■ Directive ■
Only lines holding the string "JSON" are wanted; copy each one from the material.

■ Rows ■
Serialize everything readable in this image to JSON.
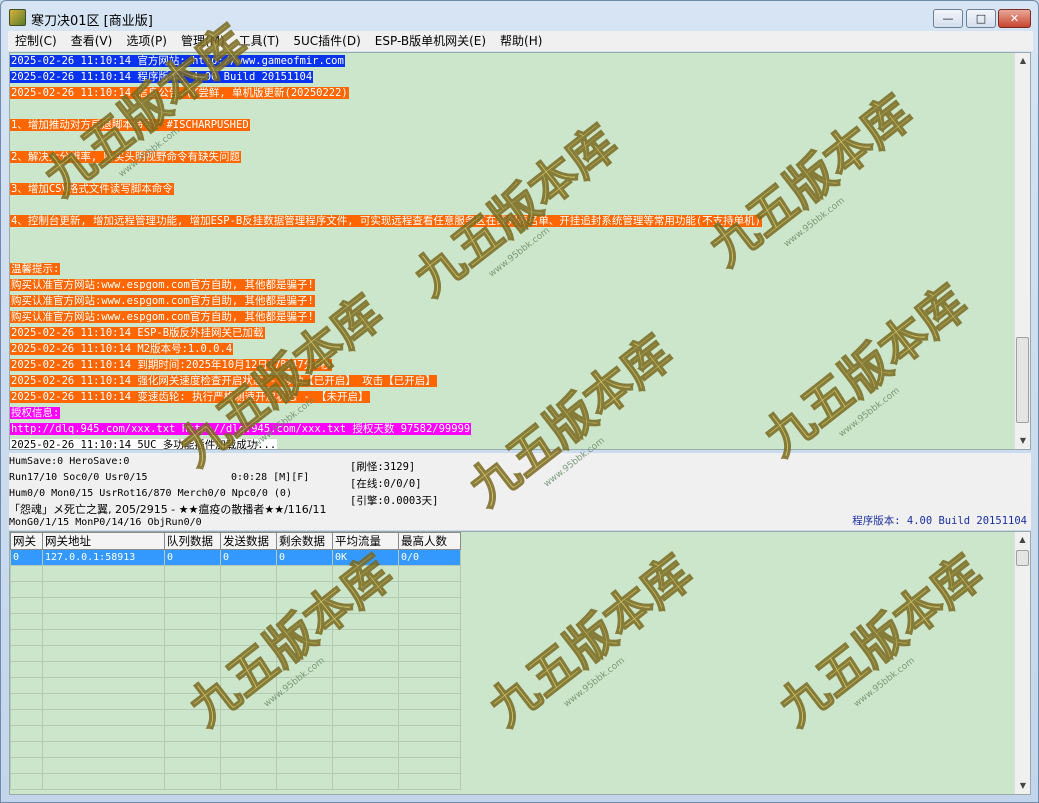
{
  "window": {
    "title": "寒刀决01区 [商业版]",
    "min_glyph": "—",
    "max_glyph": "□",
    "close_glyph": "✕"
  },
  "menu": [
    "控制(C)",
    "查看(V)",
    "选项(P)",
    "管理(M)",
    "工具(T)",
    "5UC插件(D)",
    "ESP-B版单机网关(E)",
    "帮助(H)"
  ],
  "log": [
    {
      "style": "blue",
      "text": "2025-02-26 11:10:14 官方网站: http://www.gameofmir.com"
    },
    {
      "style": "blue",
      "text": "2025-02-26 11:10:14 程序版本: 4.00 Build 20151104"
    },
    {
      "style": "orange",
      "text": "2025-02-26 11:10:14 信息公告:(K尝鲜, 单机版更新(20250222)"
    },
    {
      "style": "gap",
      "text": ""
    },
    {
      "style": "orange",
      "text": "1、增加推动对方后退脚本命令: #ISCHARPUSHED"
    },
    {
      "style": "gap",
      "text": ""
    },
    {
      "style": "orange",
      "text": "2、解决大分辨率, 购买头明视野命令有缺失问题"
    },
    {
      "style": "gap",
      "text": ""
    },
    {
      "style": "orange",
      "text": "3、增加CSV格式文件读写脚本命令"
    },
    {
      "style": "gap",
      "text": ""
    },
    {
      "style": "orange",
      "text": "4、控制台更新, 增加远程管理功能, 增加ESP-B反挂数据管理程序文件, 可实现远程查看任意服务区在线列表名单、开挂追封系统管理等常用功能(不支持单机)"
    },
    {
      "style": "gap",
      "text": ""
    },
    {
      "style": "gap",
      "text": ""
    },
    {
      "style": "orange",
      "text": "温馨提示:"
    },
    {
      "style": "orange",
      "text": "购买认准官方网站:www.espgom.com官方自助, 其他都是骗子!"
    },
    {
      "style": "orange",
      "text": "购买认准官方网站:www.espgom.com官方自助, 其他都是骗子!"
    },
    {
      "style": "orange",
      "text": "购买认准官方网站:www.espgom.com官方自助, 其他都是骗子!"
    },
    {
      "style": "orange",
      "text": "2025-02-26 11:10:14 ESP-B版反外挂网关已加载"
    },
    {
      "style": "orange",
      "text": "2025-02-26 11:10:14 M2版本号:1.0.0.4"
    },
    {
      "style": "orange",
      "text": "2025-02-26 11:10:14 到期时间:2025年10月12日17时47分6秒"
    },
    {
      "style": "orange",
      "text": "2025-02-26 11:10:14 强化网关速度检查开启状态 - 移动【已开启】 攻击【已开启】"
    },
    {
      "style": "orange",
      "text": "2025-02-26 11:10:14 变速齿轮: 执行严格测速开启状态 - 【未开启】"
    },
    {
      "style": "magenta",
      "text": "授权信息:"
    },
    {
      "style": "magenta",
      "text": "http://dlq.945.com/xxx.txt http://dlq.945.com/xxx.txt 授权天数 97582/99999"
    },
    {
      "style": "white",
      "text": "2025-02-26 11:10:14 5UC 多功能插件加载成功..."
    }
  ],
  "status": {
    "line1": "HumSave:0 HeroSave:0",
    "line2": "Run17/10 Soc0/0 Usr0/15",
    "time": "0:0:28 [M][F]",
    "line3": "Hum0/0 Mon0/15 UsrRot16/870 Merch0/0 Npc0/0 (0)",
    "line4": "「怨魂」メ死亡之翼, 205/2915 - ★★瘟疫の散播者★★/116/11",
    "line5": "MonG0/1/15 MonP0/14/16 ObjRun0/0",
    "refresh": "[刷怪:3129]",
    "online": "[在线:0/0/0]",
    "engine": "[引擎:0.0003天]",
    "version": "程序版本: 4.00 Build 20151104"
  },
  "grid": {
    "headers": [
      "网关",
      "网关地址",
      "队列数据",
      "发送数据",
      "剩余数据",
      "平均流量",
      "最高人数"
    ],
    "rows": [
      [
        "0",
        "127.0.0.1:58913",
        "0",
        "0",
        "0",
        "0K",
        "0/0"
      ]
    ]
  },
  "watermark": {
    "text": "九五版本库",
    "sub": "www.95bbk.com"
  }
}
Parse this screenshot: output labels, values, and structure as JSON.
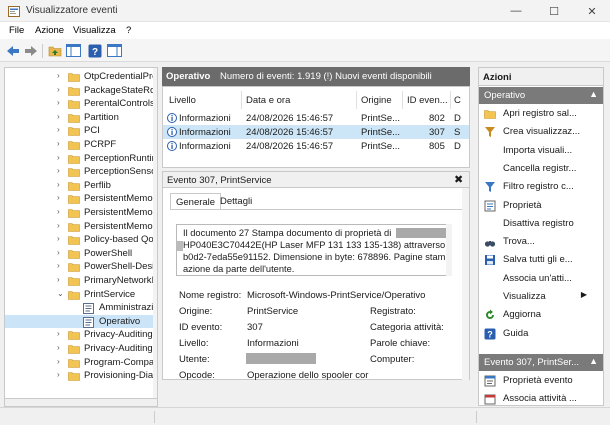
{
  "window": {
    "title": "Visualizzatore eventi",
    "minimize": "—",
    "maximize": "☐",
    "close": "✕"
  },
  "menu": [
    "File",
    "Azione",
    "Visualizza",
    "?"
  ],
  "tree": {
    "items": [
      {
        "label": "OtpCredentialProvider",
        "level": 1
      },
      {
        "label": "PackageStateRoaming",
        "level": 1
      },
      {
        "label": "PerentalControls",
        "level": 1
      },
      {
        "label": "Partition",
        "level": 1
      },
      {
        "label": "PCI",
        "level": 1
      },
      {
        "label": "PCRPF",
        "level": 1
      },
      {
        "label": "PerceptionRuntime",
        "level": 1
      },
      {
        "label": "PerceptionSensorDataService",
        "level": 1
      },
      {
        "label": "Perflib",
        "level": 1
      },
      {
        "label": "PersistentMemory-Nvdimm",
        "level": 1
      },
      {
        "label": "PersistentMemory-PmemDisk",
        "level": 1
      },
      {
        "label": "PersistentMemory-ScmBus",
        "level": 1
      },
      {
        "label": "Policy-based QoS",
        "level": 1
      },
      {
        "label": "PowerShell",
        "level": 1
      },
      {
        "label": "PowerShell-DesiredStateConfiguration",
        "level": 1
      },
      {
        "label": "PrimaryNetworkIcon",
        "level": 1
      },
      {
        "label": "PrintService",
        "level": 1,
        "expanded": true
      },
      {
        "label": "Amministrazione",
        "level": 2
      },
      {
        "label": "Operativo",
        "level": 2,
        "selected": true
      },
      {
        "label": "Privacy-Auditing",
        "level": 1
      },
      {
        "label": "Privacy-Auditing",
        "level": 1
      },
      {
        "label": "Program-Compatibility-Assistant",
        "level": 1
      },
      {
        "label": "Provisioning-Diagnostics",
        "level": 1
      }
    ]
  },
  "events_header": {
    "title": "Operativo",
    "count": "Numero di eventi: 1.919 (!) Nuovi eventi disponibili"
  },
  "events_table": {
    "columns": [
      "Livello",
      "Data e ora",
      "Origine",
      "ID even...",
      "C"
    ],
    "rows": [
      {
        "level": "Informazioni",
        "datetime": "24/08/2026 15:46:57",
        "source": "PrintSe...",
        "id": "802",
        "cat": "D"
      },
      {
        "level": "Informazioni",
        "datetime": "24/08/2026 15:46:57",
        "source": "PrintSe...",
        "id": "307",
        "cat": "S"
      },
      {
        "level": "Informazioni",
        "datetime": "24/08/2026 15:46:57",
        "source": "PrintSe...",
        "id": "805",
        "cat": "D"
      }
    ]
  },
  "detail": {
    "title": "Evento 307, PrintService",
    "close": "✖",
    "tabs": [
      "Generale",
      "Dettagli"
    ],
    "message_lines": [
      "Il documento 27 Stampa documento di proprietà di",
      "HP040E3C70442E(HP Laser MFP 131 133 135-138) attraverso la por",
      "b0d2-7eda55e91152. Dimensione in byte: 678896. Pagine stampat",
      "azione da parte dell'utente."
    ],
    "fields": {
      "log_name_label": "Nome registro:",
      "log_name_value": "Microsoft-Windows-PrintService/Operativo",
      "source_label": "Origine:",
      "source_value": "PrintService",
      "logged_label": "Registrato:",
      "event_id_label": "ID evento:",
      "event_id_value": "307",
      "task_cat_label": "Categoria attività:",
      "level_label": "Livello:",
      "level_value": "Informazioni",
      "keywords_label": "Parole chiave:",
      "user_label": "Utente:",
      "computer_label": "Computer:",
      "opcode_label": "Opcode:",
      "opcode_value": "Operazione dello spooler cor"
    }
  },
  "actions": {
    "title": "Azioni",
    "section1": "Operativo",
    "items1": [
      {
        "label": "Apri registro sal...",
        "icon": "open-folder-icon"
      },
      {
        "label": "Crea visualizzaz...",
        "icon": "filter-create-icon"
      },
      {
        "label": "Importa visuali...",
        "icon": ""
      },
      {
        "label": "Cancella registr...",
        "icon": ""
      },
      {
        "label": "Filtro registro c...",
        "icon": "filter-icon"
      },
      {
        "label": "Proprietà",
        "icon": "properties-icon"
      },
      {
        "label": "Disattiva registro",
        "icon": ""
      },
      {
        "label": "Trova...",
        "icon": "binoculars-icon"
      },
      {
        "label": "Salva tutti gli e...",
        "icon": "save-icon"
      },
      {
        "label": "Associa un'atti...",
        "icon": ""
      },
      {
        "label": "Visualizza",
        "icon": "",
        "submenu": true
      },
      {
        "label": "Aggiorna",
        "icon": "refresh-icon"
      },
      {
        "label": "Guida",
        "icon": "help-icon"
      }
    ],
    "section2": "Evento 307, PrintSer...",
    "items2": [
      {
        "label": "Proprietà evento",
        "icon": "event-properties-icon"
      },
      {
        "label": "Associa attività ...",
        "icon": "task-icon"
      }
    ]
  },
  "colors": {
    "accent": "#3b78c4",
    "header_dark": "#6b6b6b",
    "action_section": "#7a7a7a",
    "selection": "#cce4f7"
  }
}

■ Result ■
Serialize everything readable in this image to JSON.
Parse this screenshot: output labels, values, and structure as JSON.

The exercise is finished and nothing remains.